*RECORDS SHOWN:*
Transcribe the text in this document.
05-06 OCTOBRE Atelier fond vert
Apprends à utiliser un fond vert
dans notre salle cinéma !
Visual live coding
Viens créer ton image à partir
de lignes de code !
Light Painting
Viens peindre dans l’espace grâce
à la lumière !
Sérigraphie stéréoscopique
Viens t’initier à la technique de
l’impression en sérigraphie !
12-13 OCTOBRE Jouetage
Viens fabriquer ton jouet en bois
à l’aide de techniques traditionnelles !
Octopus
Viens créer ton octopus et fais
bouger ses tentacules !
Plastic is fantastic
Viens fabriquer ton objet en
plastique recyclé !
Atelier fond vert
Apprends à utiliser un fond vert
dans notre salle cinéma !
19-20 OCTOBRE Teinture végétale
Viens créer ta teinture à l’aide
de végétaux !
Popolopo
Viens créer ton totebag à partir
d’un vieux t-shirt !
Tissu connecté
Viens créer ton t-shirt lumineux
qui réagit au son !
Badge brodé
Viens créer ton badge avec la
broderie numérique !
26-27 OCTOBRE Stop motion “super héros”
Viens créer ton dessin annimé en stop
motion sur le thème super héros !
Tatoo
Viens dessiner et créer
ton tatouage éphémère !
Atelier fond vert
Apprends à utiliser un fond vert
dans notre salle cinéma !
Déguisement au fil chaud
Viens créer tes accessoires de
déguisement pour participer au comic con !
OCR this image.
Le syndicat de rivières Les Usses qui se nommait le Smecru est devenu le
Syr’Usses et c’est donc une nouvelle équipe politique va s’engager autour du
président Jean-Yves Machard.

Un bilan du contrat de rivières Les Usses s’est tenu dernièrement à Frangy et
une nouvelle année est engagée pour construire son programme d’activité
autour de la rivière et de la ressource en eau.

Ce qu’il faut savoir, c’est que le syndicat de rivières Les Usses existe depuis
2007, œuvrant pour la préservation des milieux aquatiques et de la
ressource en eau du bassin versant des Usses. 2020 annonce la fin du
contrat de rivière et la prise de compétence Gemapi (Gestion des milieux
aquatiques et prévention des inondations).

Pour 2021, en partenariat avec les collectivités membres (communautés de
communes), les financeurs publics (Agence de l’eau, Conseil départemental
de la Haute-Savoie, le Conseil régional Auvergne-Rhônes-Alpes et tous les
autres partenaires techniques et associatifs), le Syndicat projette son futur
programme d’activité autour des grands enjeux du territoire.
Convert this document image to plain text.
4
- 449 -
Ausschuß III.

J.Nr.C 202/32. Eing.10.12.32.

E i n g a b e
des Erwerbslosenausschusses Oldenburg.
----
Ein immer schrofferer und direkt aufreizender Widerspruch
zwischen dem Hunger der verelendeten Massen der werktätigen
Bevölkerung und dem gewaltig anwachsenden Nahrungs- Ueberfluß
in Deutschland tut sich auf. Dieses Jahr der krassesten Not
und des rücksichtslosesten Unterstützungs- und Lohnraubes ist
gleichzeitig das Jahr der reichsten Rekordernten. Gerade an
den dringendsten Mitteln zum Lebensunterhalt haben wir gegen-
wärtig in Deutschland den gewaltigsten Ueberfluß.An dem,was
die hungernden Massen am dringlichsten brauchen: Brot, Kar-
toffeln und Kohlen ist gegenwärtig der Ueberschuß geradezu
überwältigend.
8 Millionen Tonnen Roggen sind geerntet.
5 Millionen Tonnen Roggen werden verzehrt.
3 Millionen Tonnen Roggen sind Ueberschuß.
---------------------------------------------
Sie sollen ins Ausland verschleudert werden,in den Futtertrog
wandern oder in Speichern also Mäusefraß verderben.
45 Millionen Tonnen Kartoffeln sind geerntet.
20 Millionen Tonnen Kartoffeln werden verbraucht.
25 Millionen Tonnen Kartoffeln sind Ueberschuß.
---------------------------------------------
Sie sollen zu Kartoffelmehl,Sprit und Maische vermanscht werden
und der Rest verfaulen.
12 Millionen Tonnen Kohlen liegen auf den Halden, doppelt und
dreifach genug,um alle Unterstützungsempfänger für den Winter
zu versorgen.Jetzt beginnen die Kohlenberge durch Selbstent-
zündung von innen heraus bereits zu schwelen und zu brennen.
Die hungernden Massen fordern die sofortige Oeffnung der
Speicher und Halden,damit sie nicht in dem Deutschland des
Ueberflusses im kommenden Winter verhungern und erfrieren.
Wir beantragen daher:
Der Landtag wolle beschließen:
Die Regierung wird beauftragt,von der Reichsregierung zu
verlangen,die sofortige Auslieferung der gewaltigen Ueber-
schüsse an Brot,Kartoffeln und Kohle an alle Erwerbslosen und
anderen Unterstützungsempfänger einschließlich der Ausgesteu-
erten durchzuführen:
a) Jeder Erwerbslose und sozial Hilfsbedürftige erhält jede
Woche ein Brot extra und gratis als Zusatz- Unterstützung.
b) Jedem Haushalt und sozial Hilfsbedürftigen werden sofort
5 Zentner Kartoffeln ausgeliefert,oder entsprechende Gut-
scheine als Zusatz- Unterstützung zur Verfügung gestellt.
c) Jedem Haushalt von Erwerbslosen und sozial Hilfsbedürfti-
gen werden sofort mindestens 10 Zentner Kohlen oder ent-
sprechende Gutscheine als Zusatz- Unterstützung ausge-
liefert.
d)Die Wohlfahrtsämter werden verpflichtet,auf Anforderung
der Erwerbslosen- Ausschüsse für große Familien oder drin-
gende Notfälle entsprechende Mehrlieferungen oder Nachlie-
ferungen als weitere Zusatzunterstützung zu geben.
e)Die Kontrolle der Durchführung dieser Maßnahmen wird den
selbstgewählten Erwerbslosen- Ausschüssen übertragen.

*TASK STATEMENT:* Write down the full listing again, exactly.

*OUTPUT:*
Transcribe the text in this document.
05-06 OCTOBRE Atelier fond vert
Apprends à utiliser un fond vert
dans notre salle cinéma !
Visual live coding
Viens créer ton image à partir
de lignes de code !
Light Painting
Viens peindre dans l’espace grâce
à la lumière !
Sérigraphie stéréoscopique
Viens t’initier à la technique de
l’impression en sérigraphie !
12-13 OCTOBRE Jouetage
Viens fabriquer ton jouet en bois
à l’aide de techniques traditionnelles !
Octopus
Viens créer ton octopus et fais
bouger ses tentacules !
Plastic is fantastic
Viens fabriquer ton objet en
plastique recyclé !
Atelier fond vert
Apprends à utiliser un fond vert
dans notre salle cinéma !
19-20 OCTOBRE Teinture végétale
Viens créer ta teinture à l’aide
de végétaux !
Popolopo
Viens créer ton totebag à partir
d’un vieux t-shirt !
Tissu connecté
Viens créer ton t-shirt lumineux
qui réagit au son !
Badge brodé
Viens créer ton badge avec la
broderie numérique !
26-27 OCTOBRE Stop motion “super héros”
Viens créer ton dessin annimé en stop
motion sur le thème super héros !
Tatoo
Viens dessiner et créer
ton tatouage éphémère !
Atelier fond vert
Apprends à utiliser un fond vert
dans notre salle cinéma !
Déguisement au fil chaud
Viens créer tes accessoires de
déguisement pour participer au comic con !
OCR this image.
Le syndicat de rivières Les Usses qui se nommait le Smecru est devenu le
Syr’Usses et c’est donc une nouvelle équipe politique va s’engager autour du
président Jean-Yves Machard.

Un bilan du contrat de rivières Les Usses s’est tenu dernièrement à Frangy et
une nouvelle année est engagée pour construire son programme d’activité
autour de la rivière et de la ressource en eau.

Ce qu’il faut savoir, c’est que le syndicat de rivières Les Usses existe depuis
2007, œuvrant pour la préservation des milieux aquatiques et de la
ressource en eau du bassin versant des Usses. 2020 annonce la fin du
contrat de rivière et la prise de compétence Gemapi (Gestion des milieux
aquatiques et prévention des inondations).

Pour 2021, en partenariat avec les collectivités membres (communautés de
communes), les financeurs publics (Agence de l’eau, Conseil départemental
de la Haute-Savoie, le Conseil régional Auvergne-Rhônes-Alpes et tous les
autres partenaires techniques et associatifs), le Syndicat projette son futur
programme d’activité autour des grands enjeux du territoire.
Convert this document image to plain text.
4
- 449 -
Ausschuß III.

J.Nr.C 202/32. Eing.10.12.32.

E i n g a b e
des Erwerbslosenausschusses Oldenburg.
----
Ein immer schrofferer und direkt aufreizender Widerspruch
zwischen dem Hunger der verelendeten Massen der werktätigen
Bevölkerung und dem gewaltig anwachsenden Nahrungs- Ueberfluß
in Deutschland tut sich auf. Dieses Jahr der krassesten Not
und des rücksichtslosesten Unterstützungs- und Lohnraubes ist
gleichzeitig das Jahr der reichsten Rekordernten. Gerade an
den dringendsten Mitteln zum Lebensunterhalt haben wir gegen-
wärtig in Deutschland den gewaltigsten Ueberfluß.An dem,was
die hungernden Massen am dringlichsten brauchen: Brot, Kar-
toffeln und Kohlen ist gegenwärtig der Ueberschuß geradezu
überwältigend.
8 Millionen Tonnen Roggen sind geerntet.
5 Millionen Tonnen Roggen werden verzehrt.
3 Millionen Tonnen Roggen sind Ueberschuß.
---------------------------------------------
Sie sollen ins Ausland verschleudert werden,in den Futtertrog
wandern oder in Speichern also Mäusefraß verderben.
45 Millionen Tonnen Kartoffeln sind geerntet.
20 Millionen Tonnen Kartoffeln werden verbraucht.
25 Millionen Tonnen Kartoffeln sind Ueberschuß.
---------------------------------------------
Sie sollen zu Kartoffelmehl,Sprit und Maische vermanscht werden
und der Rest verfaulen.
12 Millionen Tonnen Kohlen liegen auf den Halden, doppelt und
dreifach genug,um alle Unterstützungsempfänger für den Winter
zu versorgen.Jetzt beginnen die Kohlenberge durch Selbstent-
zündung von innen heraus bereits zu schwelen und zu brennen.
Die hungernden Massen fordern die sofortige Oeffnung der
Speicher und Halden,damit sie nicht in dem Deutschland des
Ueberflusses im kommenden Winter verhungern und erfrieren.
Wir beantragen daher:
Der Landtag wolle beschließen:
Die Regierung wird beauftragt,von der Reichsregierung zu
verlangen,die sofortige Auslieferung der gewaltigen Ueber-
schüsse an Brot,Kartoffeln und Kohle an alle Erwerbslosen und
anderen Unterstützungsempfänger einschließlich der Ausgesteu-
erten durchzuführen:
a) Jeder Erwerbslose und sozial Hilfsbedürftige erhält jede
Woche ein Brot extra und gratis als Zusatz- Unterstützung.
b) Jedem Haushalt und sozial Hilfsbedürftigen werden sofort
5 Zentner Kartoffeln ausgeliefert,oder entsprechende Gut-
scheine als Zusatz- Unterstützung zur Verfügung gestellt.
c) Jedem Haushalt von Erwerbslosen und sozial Hilfsbedürfti-
gen werden sofort mindestens 10 Zentner Kohlen oder ent-
sprechende Gutscheine als Zusatz- Unterstützung ausge-
liefert.
d)Die Wohlfahrtsämter werden verpflichtet,auf Anforderung
der Erwerbslosen- Ausschüsse für große Familien oder drin-
gende Notfälle entsprechende Mehrlieferungen oder Nachlie-
ferungen als weitere Zusatzunterstützung zu geben.
e)Die Kontrolle der Durchführung dieser Maßnahmen wird den
selbstgewählten Erwerbslosen- Ausschüssen übertragen.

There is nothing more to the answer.